◆ Prompt
Determine which lines contain the word "Service", then copy those lines.

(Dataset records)
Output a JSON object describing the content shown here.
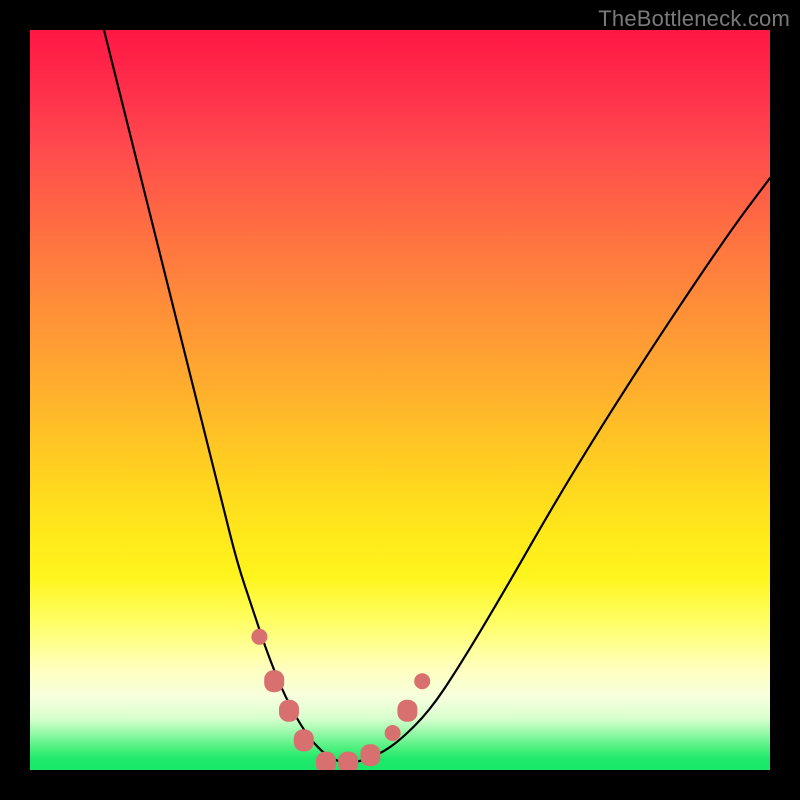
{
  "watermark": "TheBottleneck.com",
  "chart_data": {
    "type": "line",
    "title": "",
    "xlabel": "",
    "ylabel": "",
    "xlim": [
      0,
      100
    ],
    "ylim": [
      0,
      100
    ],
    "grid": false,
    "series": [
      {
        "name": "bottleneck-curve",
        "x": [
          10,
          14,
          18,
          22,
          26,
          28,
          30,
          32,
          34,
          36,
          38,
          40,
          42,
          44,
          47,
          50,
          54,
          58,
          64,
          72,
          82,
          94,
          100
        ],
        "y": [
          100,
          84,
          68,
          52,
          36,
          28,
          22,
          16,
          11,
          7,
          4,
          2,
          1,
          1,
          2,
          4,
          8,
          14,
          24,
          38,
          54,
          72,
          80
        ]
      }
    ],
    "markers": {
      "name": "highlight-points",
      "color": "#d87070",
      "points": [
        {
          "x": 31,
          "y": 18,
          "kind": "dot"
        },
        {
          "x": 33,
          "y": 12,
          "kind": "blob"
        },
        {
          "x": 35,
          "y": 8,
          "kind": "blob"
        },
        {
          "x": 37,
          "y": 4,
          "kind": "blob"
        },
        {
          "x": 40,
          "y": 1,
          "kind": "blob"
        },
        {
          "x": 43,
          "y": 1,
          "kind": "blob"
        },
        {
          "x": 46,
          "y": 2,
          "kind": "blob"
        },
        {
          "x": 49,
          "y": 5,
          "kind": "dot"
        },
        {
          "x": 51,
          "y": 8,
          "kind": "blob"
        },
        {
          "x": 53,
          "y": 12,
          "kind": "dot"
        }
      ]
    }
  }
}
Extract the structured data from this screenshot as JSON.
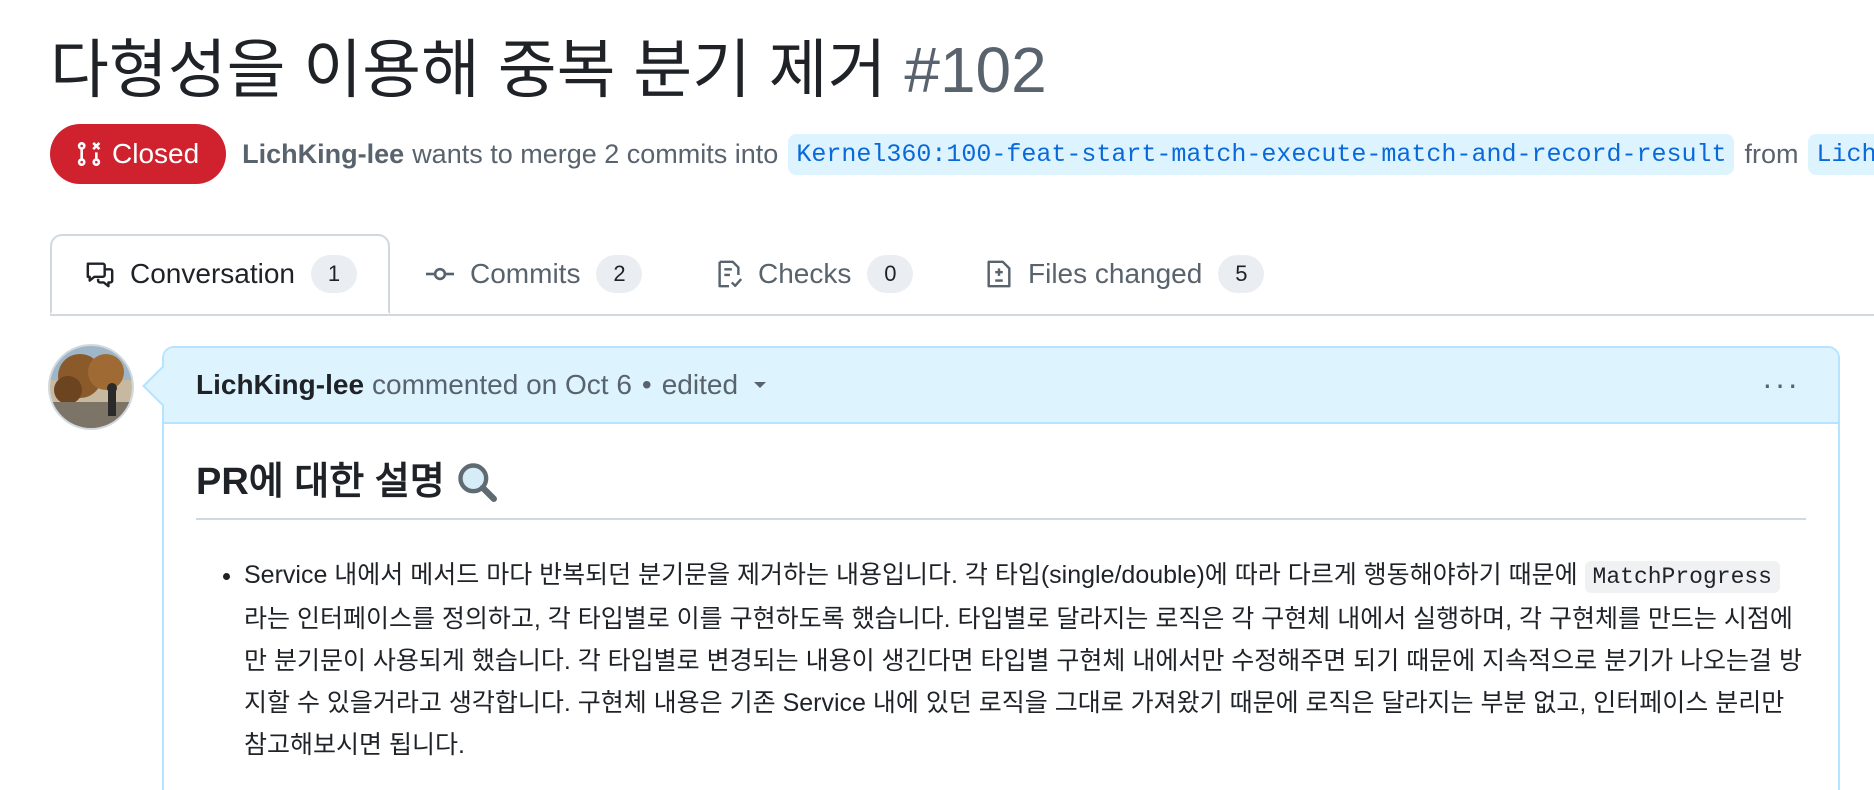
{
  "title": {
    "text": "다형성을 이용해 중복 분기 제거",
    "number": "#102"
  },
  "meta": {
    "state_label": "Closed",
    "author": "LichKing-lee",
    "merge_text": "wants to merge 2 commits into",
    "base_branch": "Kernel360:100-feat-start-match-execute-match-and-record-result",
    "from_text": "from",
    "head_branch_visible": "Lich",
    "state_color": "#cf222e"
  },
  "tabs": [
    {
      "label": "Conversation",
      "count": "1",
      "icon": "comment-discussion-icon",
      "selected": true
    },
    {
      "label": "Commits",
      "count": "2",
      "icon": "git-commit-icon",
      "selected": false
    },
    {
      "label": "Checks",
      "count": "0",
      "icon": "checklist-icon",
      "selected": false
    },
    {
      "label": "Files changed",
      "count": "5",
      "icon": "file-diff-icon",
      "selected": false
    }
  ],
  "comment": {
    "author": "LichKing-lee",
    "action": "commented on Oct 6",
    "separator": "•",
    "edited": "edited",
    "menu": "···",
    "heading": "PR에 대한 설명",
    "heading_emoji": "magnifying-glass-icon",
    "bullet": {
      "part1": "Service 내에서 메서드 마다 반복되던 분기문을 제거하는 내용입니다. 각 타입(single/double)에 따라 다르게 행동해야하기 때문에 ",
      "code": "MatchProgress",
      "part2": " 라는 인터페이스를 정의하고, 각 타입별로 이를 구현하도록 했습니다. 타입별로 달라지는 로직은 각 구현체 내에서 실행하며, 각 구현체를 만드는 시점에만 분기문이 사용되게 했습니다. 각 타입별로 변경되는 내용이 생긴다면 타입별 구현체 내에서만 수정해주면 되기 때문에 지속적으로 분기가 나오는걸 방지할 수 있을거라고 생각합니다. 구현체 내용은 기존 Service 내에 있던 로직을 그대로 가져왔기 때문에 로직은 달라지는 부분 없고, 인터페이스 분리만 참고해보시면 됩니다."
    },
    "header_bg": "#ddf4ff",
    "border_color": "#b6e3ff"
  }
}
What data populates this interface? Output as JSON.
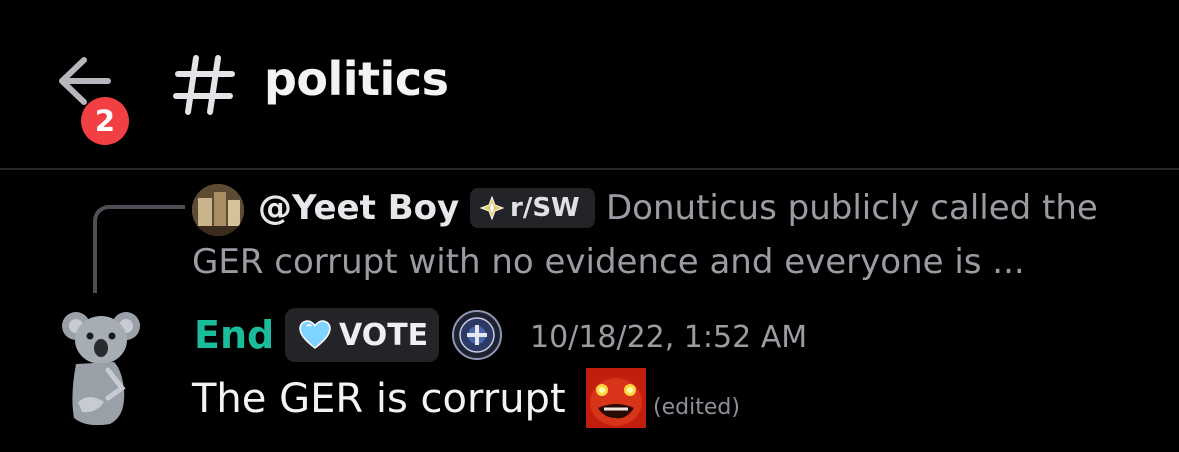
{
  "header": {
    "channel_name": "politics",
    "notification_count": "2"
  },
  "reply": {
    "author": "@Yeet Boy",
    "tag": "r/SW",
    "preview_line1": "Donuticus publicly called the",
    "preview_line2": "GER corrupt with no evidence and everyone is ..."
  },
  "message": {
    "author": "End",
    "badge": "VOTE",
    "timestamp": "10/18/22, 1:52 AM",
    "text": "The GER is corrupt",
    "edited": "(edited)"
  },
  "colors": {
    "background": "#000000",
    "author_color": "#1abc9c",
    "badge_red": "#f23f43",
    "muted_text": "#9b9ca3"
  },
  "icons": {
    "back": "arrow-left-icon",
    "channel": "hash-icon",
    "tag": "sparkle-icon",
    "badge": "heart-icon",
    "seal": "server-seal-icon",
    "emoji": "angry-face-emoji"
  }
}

◆ Solution to the problem
      "part1": "Service 내에서 메서드 마다 반복되던 분기문을 제거하는 내용입니다. 각 타입(single/double)에 따라 다르게 행동해야하기 때문에 ",
      "part2": " 라는 인터페이스를 정의하고, 각 타입별로 이를 구현하도록 했습니다. 타입별로 달라지는 로직은 각 구현체 내에서 실행하며, 각 구현체를 만드는 시점에만 분기문이 사용되게 했습니다. 각 타입별로 변경되는 내용이 생긴다면 타입별 구현체 내에서만 수정해주면 되기 때문에 지속적으로 분기가 나오는걸 방지할 수 있을거라고 생각합니다. 구현체 내용은 기존 Service 내에 있던 로직을 그대로 가져왔기 때문에 로직은 달라지는 부분 없고, 인터페이스 분리만 참고해보시면 됩니다."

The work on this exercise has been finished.